**Stated problem:** Extract the data exactly, missing nothing.

**Records for this exercise:**
__________________________________________________
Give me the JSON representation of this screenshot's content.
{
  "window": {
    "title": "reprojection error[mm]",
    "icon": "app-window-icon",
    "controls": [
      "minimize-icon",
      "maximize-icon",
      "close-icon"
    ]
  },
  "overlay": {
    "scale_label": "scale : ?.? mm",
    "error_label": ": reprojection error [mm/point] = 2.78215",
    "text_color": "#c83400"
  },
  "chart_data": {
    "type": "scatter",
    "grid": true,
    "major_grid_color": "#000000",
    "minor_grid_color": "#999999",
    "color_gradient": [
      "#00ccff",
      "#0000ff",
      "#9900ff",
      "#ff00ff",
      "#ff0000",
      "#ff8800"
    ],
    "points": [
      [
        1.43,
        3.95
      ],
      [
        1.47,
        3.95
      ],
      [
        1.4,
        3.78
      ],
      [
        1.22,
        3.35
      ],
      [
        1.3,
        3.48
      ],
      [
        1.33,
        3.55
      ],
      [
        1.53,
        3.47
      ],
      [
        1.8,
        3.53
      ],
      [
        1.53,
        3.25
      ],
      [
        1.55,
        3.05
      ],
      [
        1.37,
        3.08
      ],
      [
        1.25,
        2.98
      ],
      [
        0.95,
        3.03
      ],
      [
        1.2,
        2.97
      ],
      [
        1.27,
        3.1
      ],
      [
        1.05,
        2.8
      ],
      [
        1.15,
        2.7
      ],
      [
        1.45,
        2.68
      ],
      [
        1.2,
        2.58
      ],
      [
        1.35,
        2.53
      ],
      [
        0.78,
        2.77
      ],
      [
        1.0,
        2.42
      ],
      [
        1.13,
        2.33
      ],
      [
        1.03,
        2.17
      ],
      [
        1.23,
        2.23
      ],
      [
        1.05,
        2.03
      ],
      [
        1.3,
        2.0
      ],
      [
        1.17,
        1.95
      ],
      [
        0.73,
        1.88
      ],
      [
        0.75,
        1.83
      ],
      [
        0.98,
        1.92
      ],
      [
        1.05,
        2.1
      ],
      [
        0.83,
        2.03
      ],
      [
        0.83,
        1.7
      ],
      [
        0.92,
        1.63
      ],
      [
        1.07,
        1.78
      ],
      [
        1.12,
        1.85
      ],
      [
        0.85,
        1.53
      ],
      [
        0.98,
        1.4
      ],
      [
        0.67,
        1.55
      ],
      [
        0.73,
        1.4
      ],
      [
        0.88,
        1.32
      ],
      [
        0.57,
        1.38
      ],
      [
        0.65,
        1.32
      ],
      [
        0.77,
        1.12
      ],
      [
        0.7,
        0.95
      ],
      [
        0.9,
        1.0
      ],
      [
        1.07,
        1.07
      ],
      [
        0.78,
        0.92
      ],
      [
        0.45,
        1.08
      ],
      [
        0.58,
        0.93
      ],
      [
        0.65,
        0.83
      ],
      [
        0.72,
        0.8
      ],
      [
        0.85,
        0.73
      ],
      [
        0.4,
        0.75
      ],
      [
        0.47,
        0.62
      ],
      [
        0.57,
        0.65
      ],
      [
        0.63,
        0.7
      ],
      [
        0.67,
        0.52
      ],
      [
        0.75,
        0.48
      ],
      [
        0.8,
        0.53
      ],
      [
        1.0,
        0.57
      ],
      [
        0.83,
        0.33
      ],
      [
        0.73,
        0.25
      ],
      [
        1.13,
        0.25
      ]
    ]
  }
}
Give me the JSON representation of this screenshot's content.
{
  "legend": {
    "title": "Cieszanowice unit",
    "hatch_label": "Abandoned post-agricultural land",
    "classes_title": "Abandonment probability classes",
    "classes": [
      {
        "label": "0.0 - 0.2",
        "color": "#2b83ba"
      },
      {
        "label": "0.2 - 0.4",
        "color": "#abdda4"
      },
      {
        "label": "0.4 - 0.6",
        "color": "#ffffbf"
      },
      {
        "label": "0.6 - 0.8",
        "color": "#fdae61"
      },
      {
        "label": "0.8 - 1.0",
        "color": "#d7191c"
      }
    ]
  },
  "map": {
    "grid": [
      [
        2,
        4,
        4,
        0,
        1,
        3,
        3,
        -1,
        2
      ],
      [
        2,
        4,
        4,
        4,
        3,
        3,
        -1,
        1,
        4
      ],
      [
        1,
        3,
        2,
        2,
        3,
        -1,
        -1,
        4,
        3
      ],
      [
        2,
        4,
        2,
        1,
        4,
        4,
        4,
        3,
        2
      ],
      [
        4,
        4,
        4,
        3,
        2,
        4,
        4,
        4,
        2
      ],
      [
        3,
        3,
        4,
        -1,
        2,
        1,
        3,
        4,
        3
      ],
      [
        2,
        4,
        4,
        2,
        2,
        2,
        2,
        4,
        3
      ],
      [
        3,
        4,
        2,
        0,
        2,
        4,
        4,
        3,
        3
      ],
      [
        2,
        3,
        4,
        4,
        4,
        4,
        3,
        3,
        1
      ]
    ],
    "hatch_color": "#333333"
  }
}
__________________________________________________
**Response:**
Give me the JSON representation of this screenshot's content.
{
  "window": {
    "title": "reprojection error[mm]",
    "icon": "app-window-icon",
    "controls": [
      "minimize-icon",
      "maximize-icon",
      "close-icon"
    ]
  },
  "overlay": {
    "scale_label": "scale : ?.? mm",
    "error_label": ": reprojection error [mm/point] = 2.78215",
    "text_color": "#c83400"
  },
  "chart_data": {
    "type": "scatter",
    "grid": true,
    "major_grid_color": "#000000",
    "minor_grid_color": "#999999",
    "color_gradient": [
      "#00ccff",
      "#0000ff",
      "#9900ff",
      "#ff00ff",
      "#ff0000",
      "#ff8800"
    ],
    "points": [
      [
        1.43,
        3.95
      ],
      [
        1.47,
        3.95
      ],
      [
        1.4,
        3.78
      ],
      [
        1.22,
        3.35
      ],
      [
        1.3,
        3.48
      ],
      [
        1.33,
        3.55
      ],
      [
        1.53,
        3.47
      ],
      [
        1.8,
        3.53
      ],
      [
        1.53,
        3.25
      ],
      [
        1.55,
        3.05
      ],
      [
        1.37,
        3.08
      ],
      [
        1.25,
        2.98
      ],
      [
        0.95,
        3.03
      ],
      [
        1.2,
        2.97
      ],
      [
        1.27,
        3.1
      ],
      [
        1.05,
        2.8
      ],
      [
        1.15,
        2.7
      ],
      [
        1.45,
        2.68
      ],
      [
        1.2,
        2.58
      ],
      [
        1.35,
        2.53
      ],
      [
        0.78,
        2.77
      ],
      [
        1.0,
        2.42
      ],
      [
        1.13,
        2.33
      ],
      [
        1.03,
        2.17
      ],
      [
        1.23,
        2.23
      ],
      [
        1.05,
        2.03
      ],
      [
        1.3,
        2.0
      ],
      [
        1.17,
        1.95
      ],
      [
        0.73,
        1.88
      ],
      [
        0.75,
        1.83
      ],
      [
        0.98,
        1.92
      ],
      [
        1.05,
        2.1
      ],
      [
        0.83,
        2.03
      ],
      [
        0.83,
        1.7
      ],
      [
        0.92,
        1.63
      ],
      [
        1.07,
        1.78
      ],
      [
        1.12,
        1.85
      ],
      [
        0.85,
        1.53
      ],
      [
        0.98,
        1.4
      ],
      [
        0.67,
        1.55
      ],
      [
        0.73,
        1.4
      ],
      [
        0.88,
        1.32
      ],
      [
        0.57,
        1.38
      ],
      [
        0.65,
        1.32
      ],
      [
        0.77,
        1.12
      ],
      [
        0.7,
        0.95
      ],
      [
        0.9,
        1.0
      ],
      [
        1.07,
        1.07
      ],
      [
        0.78,
        0.92
      ],
      [
        0.45,
        1.08
      ],
      [
        0.58,
        0.93
      ],
      [
        0.65,
        0.83
      ],
      [
        0.72,
        0.8
      ],
      [
        0.85,
        0.73
      ],
      [
        0.4,
        0.75
      ],
      [
        0.47,
        0.62
      ],
      [
        0.57,
        0.65
      ],
      [
        0.63,
        0.7
      ],
      [
        0.67,
        0.52
      ],
      [
        0.75,
        0.48
      ],
      [
        0.8,
        0.53
      ],
      [
        1.0,
        0.57
      ],
      [
        0.83,
        0.33
      ],
      [
        0.73,
        0.25
      ],
      [
        1.13,
        0.25
      ]
    ]
  }
}
Give me the JSON representation of this screenshot's content.
{
  "legend": {
    "title": "Cieszanowice unit",
    "hatch_label": "Abandoned post-agricultural land",
    "classes_title": "Abandonment probability classes",
    "classes": [
      {
        "label": "0.0 - 0.2",
        "color": "#2b83ba"
      },
      {
        "label": "0.2 - 0.4",
        "color": "#abdda4"
      },
      {
        "label": "0.4 - 0.6",
        "color": "#ffffbf"
      },
      {
        "label": "0.6 - 0.8",
        "color": "#fdae61"
      },
      {
        "label": "0.8 - 1.0",
        "color": "#d7191c"
      }
    ]
  },
  "map": {
    "grid": [
      [
        2,
        4,
        4,
        0,
        1,
        3,
        3,
        -1,
        2
      ],
      [
        2,
        4,
        4,
        4,
        3,
        3,
        -1,
        1,
        4
      ],
      [
        1,
        3,
        2,
        2,
        3,
        -1,
        -1,
        4,
        3
      ],
      [
        2,
        4,
        2,
        1,
        4,
        4,
        4,
        3,
        2
      ],
      [
        4,
        4,
        4,
        3,
        2,
        4,
        4,
        4,
        2
      ],
      [
        3,
        3,
        4,
        -1,
        2,
        1,
        3,
        4,
        3
      ],
      [
        2,
        4,
        4,
        2,
        2,
        2,
        2,
        4,
        3
      ],
      [
        3,
        4,
        2,
        0,
        2,
        4,
        4,
        3,
        3
      ],
      [
        2,
        3,
        4,
        4,
        4,
        4,
        3,
        3,
        1
      ]
    ],
    "hatch_color": "#333333"
  }
}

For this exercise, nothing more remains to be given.